··· EXTRACTED RECORDS

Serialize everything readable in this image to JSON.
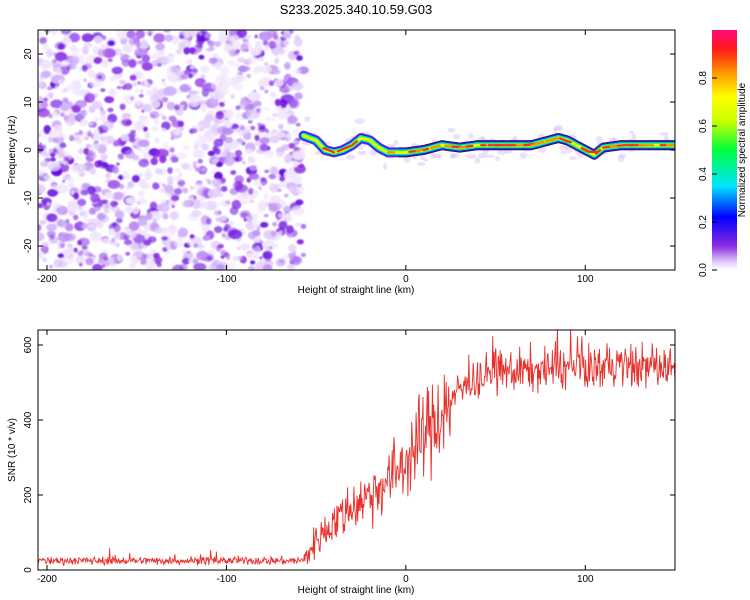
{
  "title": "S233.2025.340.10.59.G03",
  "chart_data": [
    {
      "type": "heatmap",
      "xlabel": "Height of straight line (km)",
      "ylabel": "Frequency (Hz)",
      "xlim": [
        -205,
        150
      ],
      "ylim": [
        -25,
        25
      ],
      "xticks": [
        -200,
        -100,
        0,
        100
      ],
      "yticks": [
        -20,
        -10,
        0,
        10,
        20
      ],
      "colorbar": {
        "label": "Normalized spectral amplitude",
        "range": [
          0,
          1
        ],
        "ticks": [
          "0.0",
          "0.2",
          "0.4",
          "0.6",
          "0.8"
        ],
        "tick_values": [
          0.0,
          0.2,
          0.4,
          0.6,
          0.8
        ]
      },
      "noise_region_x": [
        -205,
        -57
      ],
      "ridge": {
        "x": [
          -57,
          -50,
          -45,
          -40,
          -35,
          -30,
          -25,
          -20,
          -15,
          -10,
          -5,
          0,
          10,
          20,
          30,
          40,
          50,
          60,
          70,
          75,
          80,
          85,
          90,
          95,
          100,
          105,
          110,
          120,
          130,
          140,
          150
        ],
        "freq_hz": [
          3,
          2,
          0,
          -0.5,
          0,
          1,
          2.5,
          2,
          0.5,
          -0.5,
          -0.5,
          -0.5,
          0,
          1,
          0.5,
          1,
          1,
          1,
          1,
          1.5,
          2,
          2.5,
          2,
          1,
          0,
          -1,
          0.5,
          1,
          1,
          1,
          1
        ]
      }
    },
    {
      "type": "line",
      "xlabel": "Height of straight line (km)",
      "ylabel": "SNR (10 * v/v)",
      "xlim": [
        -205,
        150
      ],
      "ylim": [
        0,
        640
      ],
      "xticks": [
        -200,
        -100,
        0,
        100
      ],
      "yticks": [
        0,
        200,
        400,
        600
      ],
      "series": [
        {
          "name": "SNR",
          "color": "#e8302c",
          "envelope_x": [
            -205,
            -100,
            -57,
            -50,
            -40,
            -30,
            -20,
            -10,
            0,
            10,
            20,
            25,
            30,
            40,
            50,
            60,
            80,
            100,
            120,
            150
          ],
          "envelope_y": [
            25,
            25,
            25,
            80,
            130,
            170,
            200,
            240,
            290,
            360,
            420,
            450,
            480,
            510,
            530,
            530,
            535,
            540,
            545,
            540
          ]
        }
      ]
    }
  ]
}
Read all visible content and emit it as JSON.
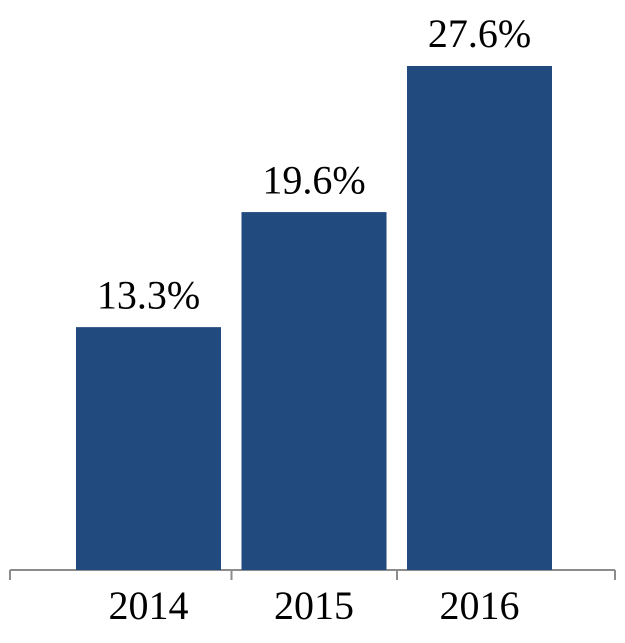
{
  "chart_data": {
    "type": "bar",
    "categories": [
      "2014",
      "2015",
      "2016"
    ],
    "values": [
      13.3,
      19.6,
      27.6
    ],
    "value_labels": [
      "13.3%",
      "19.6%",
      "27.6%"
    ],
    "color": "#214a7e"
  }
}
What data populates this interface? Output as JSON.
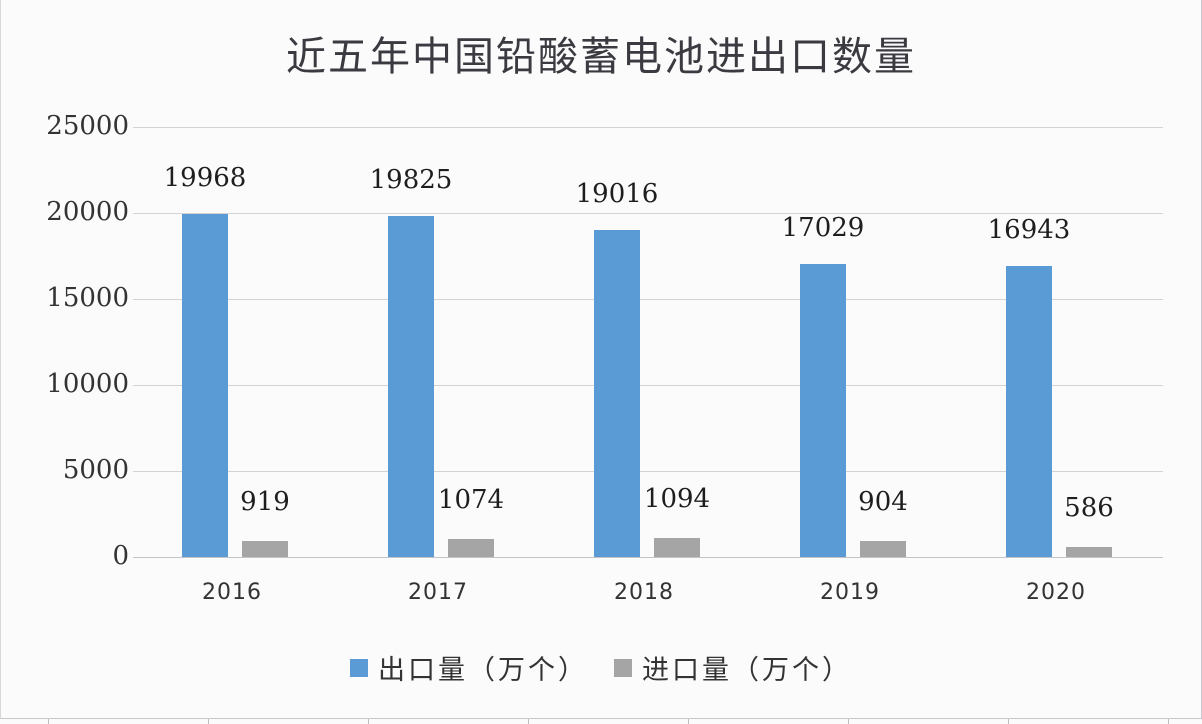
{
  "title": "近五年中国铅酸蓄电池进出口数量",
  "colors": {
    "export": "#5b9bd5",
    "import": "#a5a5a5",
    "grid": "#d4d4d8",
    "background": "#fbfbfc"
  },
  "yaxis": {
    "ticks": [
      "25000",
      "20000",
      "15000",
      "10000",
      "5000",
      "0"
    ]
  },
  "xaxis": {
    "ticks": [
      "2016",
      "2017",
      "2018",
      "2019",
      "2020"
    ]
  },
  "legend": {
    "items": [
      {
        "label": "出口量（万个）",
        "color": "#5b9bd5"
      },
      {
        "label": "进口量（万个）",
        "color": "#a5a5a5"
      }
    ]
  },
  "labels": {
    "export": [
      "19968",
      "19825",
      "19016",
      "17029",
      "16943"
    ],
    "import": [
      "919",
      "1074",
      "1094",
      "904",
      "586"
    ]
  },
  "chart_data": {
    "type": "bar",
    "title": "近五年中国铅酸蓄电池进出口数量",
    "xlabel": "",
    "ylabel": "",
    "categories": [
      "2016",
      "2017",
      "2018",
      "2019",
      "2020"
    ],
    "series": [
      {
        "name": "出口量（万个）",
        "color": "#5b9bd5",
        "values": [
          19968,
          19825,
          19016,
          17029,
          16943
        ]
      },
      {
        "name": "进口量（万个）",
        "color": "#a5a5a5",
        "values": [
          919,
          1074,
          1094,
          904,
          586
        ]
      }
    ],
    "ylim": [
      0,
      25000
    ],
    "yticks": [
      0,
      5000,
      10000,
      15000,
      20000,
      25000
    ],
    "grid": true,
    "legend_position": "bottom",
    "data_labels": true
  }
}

······

# SHORT TASK
Set down the material exactly, every line of it, except for the pictures.

# THE REPLY
Serialize everything readable in this image to JSON.
{
  "title": "S233.2025.340.10.59.G03",
  "chart_data": [
    {
      "type": "heatmap",
      "xlabel": "Height of straight line (km)",
      "ylabel": "Frequency (Hz)",
      "xlim": [
        -205,
        150
      ],
      "ylim": [
        -25,
        25
      ],
      "xticks": [
        -200,
        -100,
        0,
        100
      ],
      "yticks": [
        -20,
        -10,
        0,
        10,
        20
      ],
      "colorbar": {
        "label": "Normalized spectral amplitude",
        "range": [
          0,
          1
        ],
        "ticks": [
          "0.0",
          "0.2",
          "0.4",
          "0.6",
          "0.8"
        ],
        "tick_values": [
          0.0,
          0.2,
          0.4,
          0.6,
          0.8
        ]
      },
      "noise_region_x": [
        -205,
        -57
      ],
      "ridge": {
        "x": [
          -57,
          -50,
          -45,
          -40,
          -35,
          -30,
          -25,
          -20,
          -15,
          -10,
          -5,
          0,
          10,
          20,
          30,
          40,
          50,
          60,
          70,
          75,
          80,
          85,
          90,
          95,
          100,
          105,
          110,
          120,
          130,
          140,
          150
        ],
        "freq_hz": [
          3,
          2,
          0,
          -0.5,
          0,
          1,
          2.5,
          2,
          0.5,
          -0.5,
          -0.5,
          -0.5,
          0,
          1,
          0.5,
          1,
          1,
          1,
          1,
          1.5,
          2,
          2.5,
          2,
          1,
          0,
          -1,
          0.5,
          1,
          1,
          1,
          1
        ]
      }
    },
    {
      "type": "line",
      "xlabel": "Height of straight line (km)",
      "ylabel": "SNR (10 * v/v)",
      "xlim": [
        -205,
        150
      ],
      "ylim": [
        0,
        640
      ],
      "xticks": [
        -200,
        -100,
        0,
        100
      ],
      "yticks": [
        0,
        200,
        400,
        600
      ],
      "series": [
        {
          "name": "SNR",
          "color": "#e8302c",
          "envelope_x": [
            -205,
            -100,
            -57,
            -50,
            -40,
            -30,
            -20,
            -10,
            0,
            10,
            20,
            25,
            30,
            40,
            50,
            60,
            80,
            100,
            120,
            150
          ],
          "envelope_y": [
            25,
            25,
            25,
            80,
            130,
            170,
            200,
            240,
            290,
            360,
            420,
            450,
            480,
            510,
            530,
            530,
            535,
            540,
            545,
            540
          ]
        }
      ]
    }
  ]
}
Read all visible content and emit it as JSON.
{
  "chart_data": {
    "type": "bar",
    "categories": [
      "2014",
      "2015",
      "2016"
    ],
    "values": [
      13.3,
      19.6,
      27.6
    ],
    "value_labels": [
      "13.3%",
      "19.6%",
      "27.6%"
    ],
    "color": "#214a7e"
  }
}
What data populates this interface? Output as JSON.
{
  "title": "近五年中国铅酸蓄电池进出口数量",
  "colors": {
    "export": "#5b9bd5",
    "import": "#a5a5a5",
    "grid": "#d4d4d8",
    "background": "#fbfbfc"
  },
  "yaxis": {
    "ticks": [
      "25000",
      "20000",
      "15000",
      "10000",
      "5000",
      "0"
    ]
  },
  "xaxis": {
    "ticks": [
      "2016",
      "2017",
      "2018",
      "2019",
      "2020"
    ]
  },
  "legend": {
    "items": [
      {
        "label": "出口量（万个）",
        "color": "#5b9bd5"
      },
      {
        "label": "进口量（万个）",
        "color": "#a5a5a5"
      }
    ]
  },
  "labels": {
    "export": [
      "19968",
      "19825",
      "19016",
      "17029",
      "16943"
    ],
    "import": [
      "919",
      "1074",
      "1094",
      "904",
      "586"
    ]
  },
  "chart_data": {
    "type": "bar",
    "title": "近五年中国铅酸蓄电池进出口数量",
    "xlabel": "",
    "ylabel": "",
    "categories": [
      "2016",
      "2017",
      "2018",
      "2019",
      "2020"
    ],
    "series": [
      {
        "name": "出口量（万个）",
        "color": "#5b9bd5",
        "values": [
          19968,
          19825,
          19016,
          17029,
          16943
        ]
      },
      {
        "name": "进口量（万个）",
        "color": "#a5a5a5",
        "values": [
          919,
          1074,
          1094,
          904,
          586
        ]
      }
    ],
    "ylim": [
      0,
      25000
    ],
    "yticks": [
      0,
      5000,
      10000,
      15000,
      20000,
      25000
    ],
    "grid": true,
    "legend_position": "bottom",
    "data_labels": true
  }
}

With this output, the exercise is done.